SET EXERCISE. Repeat every record below exactly, omitting any pictures.

====================

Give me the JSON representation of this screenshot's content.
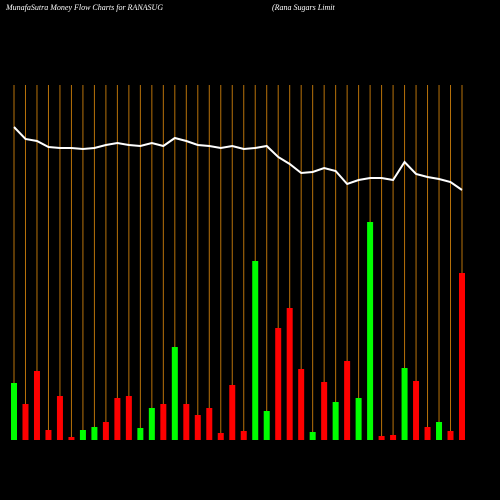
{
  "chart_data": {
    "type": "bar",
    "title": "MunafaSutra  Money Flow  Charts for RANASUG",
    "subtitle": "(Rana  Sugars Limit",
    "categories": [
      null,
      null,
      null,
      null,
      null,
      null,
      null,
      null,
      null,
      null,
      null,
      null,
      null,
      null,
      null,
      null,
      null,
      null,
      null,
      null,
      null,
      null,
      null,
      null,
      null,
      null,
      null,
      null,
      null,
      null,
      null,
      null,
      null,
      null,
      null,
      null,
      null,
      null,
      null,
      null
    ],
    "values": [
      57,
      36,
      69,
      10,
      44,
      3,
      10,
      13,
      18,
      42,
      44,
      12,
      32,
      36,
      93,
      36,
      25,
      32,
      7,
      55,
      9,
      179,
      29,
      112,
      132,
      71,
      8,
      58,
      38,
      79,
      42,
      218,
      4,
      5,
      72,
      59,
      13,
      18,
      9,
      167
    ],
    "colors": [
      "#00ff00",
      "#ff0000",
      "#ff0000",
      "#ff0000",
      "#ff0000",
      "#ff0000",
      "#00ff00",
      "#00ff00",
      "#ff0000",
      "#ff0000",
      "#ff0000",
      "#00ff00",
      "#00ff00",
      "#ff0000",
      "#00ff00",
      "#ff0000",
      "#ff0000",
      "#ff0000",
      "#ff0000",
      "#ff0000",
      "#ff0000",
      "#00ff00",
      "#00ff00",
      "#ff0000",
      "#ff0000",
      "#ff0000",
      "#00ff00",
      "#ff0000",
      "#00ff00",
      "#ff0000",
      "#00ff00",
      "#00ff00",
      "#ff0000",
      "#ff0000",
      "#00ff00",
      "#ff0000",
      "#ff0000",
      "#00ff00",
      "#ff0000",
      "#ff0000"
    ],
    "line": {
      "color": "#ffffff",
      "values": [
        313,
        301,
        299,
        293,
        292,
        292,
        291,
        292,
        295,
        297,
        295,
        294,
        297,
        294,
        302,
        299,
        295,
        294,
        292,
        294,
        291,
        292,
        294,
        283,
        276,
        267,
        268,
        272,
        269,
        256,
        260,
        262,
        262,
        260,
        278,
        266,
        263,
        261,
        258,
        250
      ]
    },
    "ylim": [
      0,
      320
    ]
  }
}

====================

TASK RESULT.
Give me the JSON representation of this screenshot's content.
{
  "chart_data": {
    "type": "bar",
    "title": "MunafaSutra  Money Flow  Charts for RANASUG",
    "subtitle": "(Rana  Sugars Limit",
    "categories": [
      null,
      null,
      null,
      null,
      null,
      null,
      null,
      null,
      null,
      null,
      null,
      null,
      null,
      null,
      null,
      null,
      null,
      null,
      null,
      null,
      null,
      null,
      null,
      null,
      null,
      null,
      null,
      null,
      null,
      null,
      null,
      null,
      null,
      null,
      null,
      null,
      null,
      null,
      null,
      null
    ],
    "values": [
      57,
      36,
      69,
      10,
      44,
      3,
      10,
      13,
      18,
      42,
      44,
      12,
      32,
      36,
      93,
      36,
      25,
      32,
      7,
      55,
      9,
      179,
      29,
      112,
      132,
      71,
      8,
      58,
      38,
      79,
      42,
      218,
      4,
      5,
      72,
      59,
      13,
      18,
      9,
      167
    ],
    "colors": [
      "#00ff00",
      "#ff0000",
      "#ff0000",
      "#ff0000",
      "#ff0000",
      "#ff0000",
      "#00ff00",
      "#00ff00",
      "#ff0000",
      "#ff0000",
      "#ff0000",
      "#00ff00",
      "#00ff00",
      "#ff0000",
      "#00ff00",
      "#ff0000",
      "#ff0000",
      "#ff0000",
      "#ff0000",
      "#ff0000",
      "#ff0000",
      "#00ff00",
      "#00ff00",
      "#ff0000",
      "#ff0000",
      "#ff0000",
      "#00ff00",
      "#ff0000",
      "#00ff00",
      "#ff0000",
      "#00ff00",
      "#00ff00",
      "#ff0000",
      "#ff0000",
      "#00ff00",
      "#ff0000",
      "#ff0000",
      "#00ff00",
      "#ff0000",
      "#ff0000"
    ],
    "line": {
      "color": "#ffffff",
      "values": [
        313,
        301,
        299,
        293,
        292,
        292,
        291,
        292,
        295,
        297,
        295,
        294,
        297,
        294,
        302,
        299,
        295,
        294,
        292,
        294,
        291,
        292,
        294,
        283,
        276,
        267,
        268,
        272,
        269,
        256,
        260,
        262,
        262,
        260,
        278,
        266,
        263,
        261,
        258,
        250
      ]
    },
    "ylim": [
      0,
      320
    ]
  }
}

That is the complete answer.